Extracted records
* begin *
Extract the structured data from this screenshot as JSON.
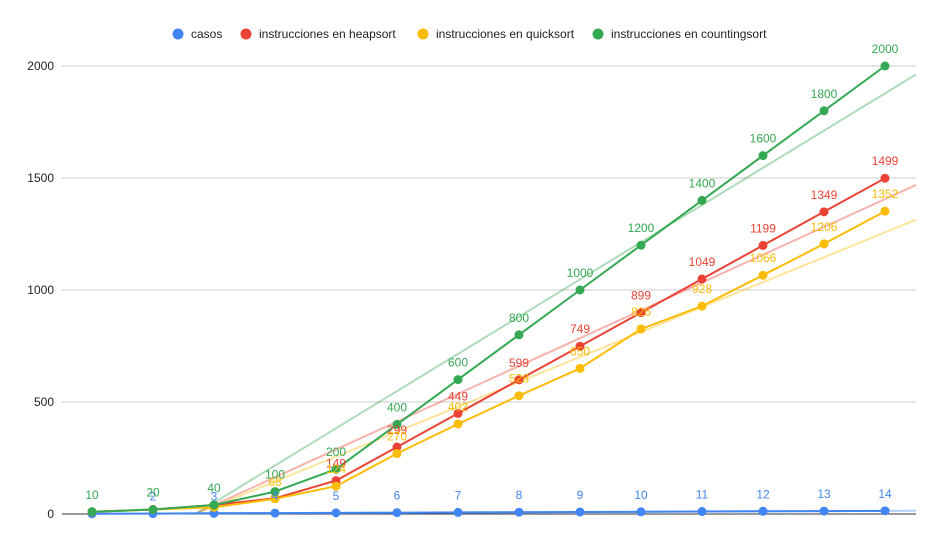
{
  "chart_data": {
    "type": "line",
    "x": [
      1,
      2,
      3,
      4,
      5,
      6,
      7,
      8,
      9,
      10,
      11,
      12,
      13,
      14
    ],
    "series": [
      {
        "name": "casos",
        "color": "#4285f4",
        "values": [
          1,
          2,
          3,
          4,
          5,
          6,
          7,
          8,
          9,
          10,
          11,
          12,
          13,
          14
        ],
        "labels": [
          "",
          "2",
          "3",
          "4",
          "5",
          "6",
          "7",
          "8",
          "9",
          "10",
          "11",
          "12",
          "13",
          "14"
        ],
        "trendline": true
      },
      {
        "name": "instrucciones en heapsort",
        "color": "#ea4335",
        "values": [
          10,
          20,
          40,
          70,
          149,
          299,
          449,
          599,
          749,
          899,
          1049,
          1199,
          1349,
          1499
        ],
        "labels": [
          "",
          "",
          "",
          "",
          "149",
          "299",
          "449",
          "599",
          "749",
          "899",
          "1049",
          "1199",
          "1349",
          "1499"
        ],
        "trendline": true
      },
      {
        "name": "instrucciones en quicksort",
        "color": "#fbbc04",
        "values": [
          10,
          20,
          30,
          68,
          124,
          270,
          402,
          528,
          650,
          826,
          928,
          1066,
          1206,
          1352
        ],
        "labels": [
          "",
          "",
          "",
          "68",
          "124",
          "270",
          "402",
          "528",
          "650",
          "826",
          "928",
          "1066",
          "1206",
          "1352"
        ],
        "trendline": true
      },
      {
        "name": "instrucciones en countingsort",
        "color": "#34a853",
        "values": [
          10,
          20,
          40,
          100,
          200,
          400,
          600,
          800,
          1000,
          1200,
          1400,
          1600,
          1800,
          2000
        ],
        "labels": [
          "10",
          "20",
          "40",
          "100",
          "200",
          "400",
          "600",
          "800",
          "1000",
          "1200",
          "1400",
          "1600",
          "1800",
          "2000"
        ],
        "trendline": true
      }
    ],
    "y_ticks": [
      "0",
      "500",
      "1000",
      "1500",
      "2000"
    ],
    "ylim": [
      0,
      2000
    ],
    "grid": true,
    "legend_position": "top"
  }
}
* end *
Check every line of the data above for the string "name", and copy those that have it.

        "name": "casos",
        "name": "instrucciones en heapsort",
        "name": "instrucciones en quicksort",
        "name": "instrucciones en countingsort",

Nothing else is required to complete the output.